---- Records shown
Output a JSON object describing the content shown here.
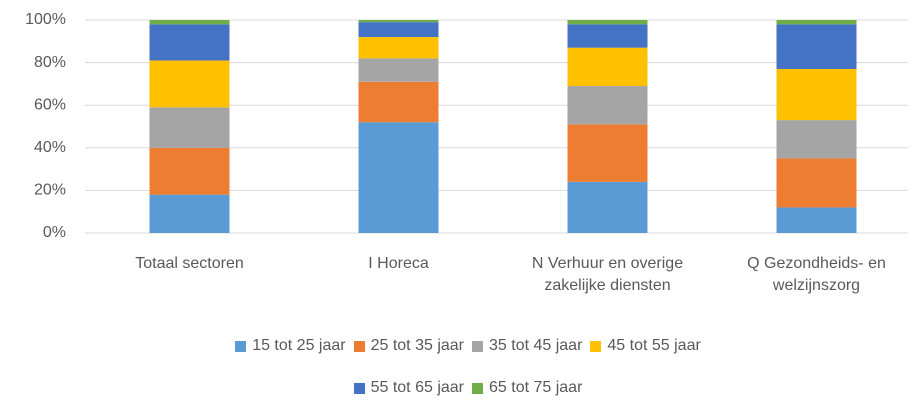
{
  "chart_data": {
    "type": "stacked_bar",
    "categories": [
      "Totaal sectoren",
      "I Horeca",
      "N Verhuur en overige zakelijke diensten",
      "Q Gezondheids- en welzijnszorg"
    ],
    "series": [
      {
        "name": "15 tot 25 jaar",
        "color": "#5b9bd5",
        "values": [
          18,
          52,
          24,
          12
        ]
      },
      {
        "name": "25 tot 35 jaar",
        "color": "#ed7d31",
        "values": [
          22,
          19,
          27,
          23
        ]
      },
      {
        "name": "35 tot 45 jaar",
        "color": "#a5a5a5",
        "values": [
          19,
          11,
          18,
          18
        ]
      },
      {
        "name": "45 tot 55 jaar",
        "color": "#ffc000",
        "values": [
          22,
          10,
          18,
          24
        ]
      },
      {
        "name": "55 tot 65 jaar",
        "color": "#4472c4",
        "values": [
          17,
          7,
          11,
          21
        ]
      },
      {
        "name": "65 tot 75 jaar",
        "color": "#70ad47",
        "values": [
          2,
          1,
          2,
          2
        ]
      }
    ],
    "ylim": [
      0,
      100
    ],
    "yticks": [
      {
        "value": 0,
        "label": "0%"
      },
      {
        "value": 20,
        "label": "20%"
      },
      {
        "value": 40,
        "label": "40%"
      },
      {
        "value": 60,
        "label": "60%"
      },
      {
        "value": 80,
        "label": "80%"
      },
      {
        "value": 100,
        "label": "100%"
      }
    ],
    "grid": true,
    "legend": "bottom"
  }
}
--------
> **Set problem**:
Every line is to be duplicated exactly, though pictures stay out.

> **Exercise output**:
Output a JSON object describing the content shown here.
{
  "chart_data": {
    "type": "stacked_bar",
    "categories": [
      "Totaal sectoren",
      "I Horeca",
      "N Verhuur en overige zakelijke diensten",
      "Q Gezondheids- en welzijnszorg"
    ],
    "series": [
      {
        "name": "15 tot 25 jaar",
        "color": "#5b9bd5",
        "values": [
          18,
          52,
          24,
          12
        ]
      },
      {
        "name": "25 tot 35 jaar",
        "color": "#ed7d31",
        "values": [
          22,
          19,
          27,
          23
        ]
      },
      {
        "name": "35 tot 45 jaar",
        "color": "#a5a5a5",
        "values": [
          19,
          11,
          18,
          18
        ]
      },
      {
        "name": "45 tot 55 jaar",
        "color": "#ffc000",
        "values": [
          22,
          10,
          18,
          24
        ]
      },
      {
        "name": "55 tot 65 jaar",
        "color": "#4472c4",
        "values": [
          17,
          7,
          11,
          21
        ]
      },
      {
        "name": "65 tot 75 jaar",
        "color": "#70ad47",
        "values": [
          2,
          1,
          2,
          2
        ]
      }
    ],
    "ylim": [
      0,
      100
    ],
    "yticks": [
      {
        "value": 0,
        "label": "0%"
      },
      {
        "value": 20,
        "label": "20%"
      },
      {
        "value": 40,
        "label": "40%"
      },
      {
        "value": 60,
        "label": "60%"
      },
      {
        "value": 80,
        "label": "80%"
      },
      {
        "value": 100,
        "label": "100%"
      }
    ],
    "grid": true,
    "legend": "bottom"
  }
}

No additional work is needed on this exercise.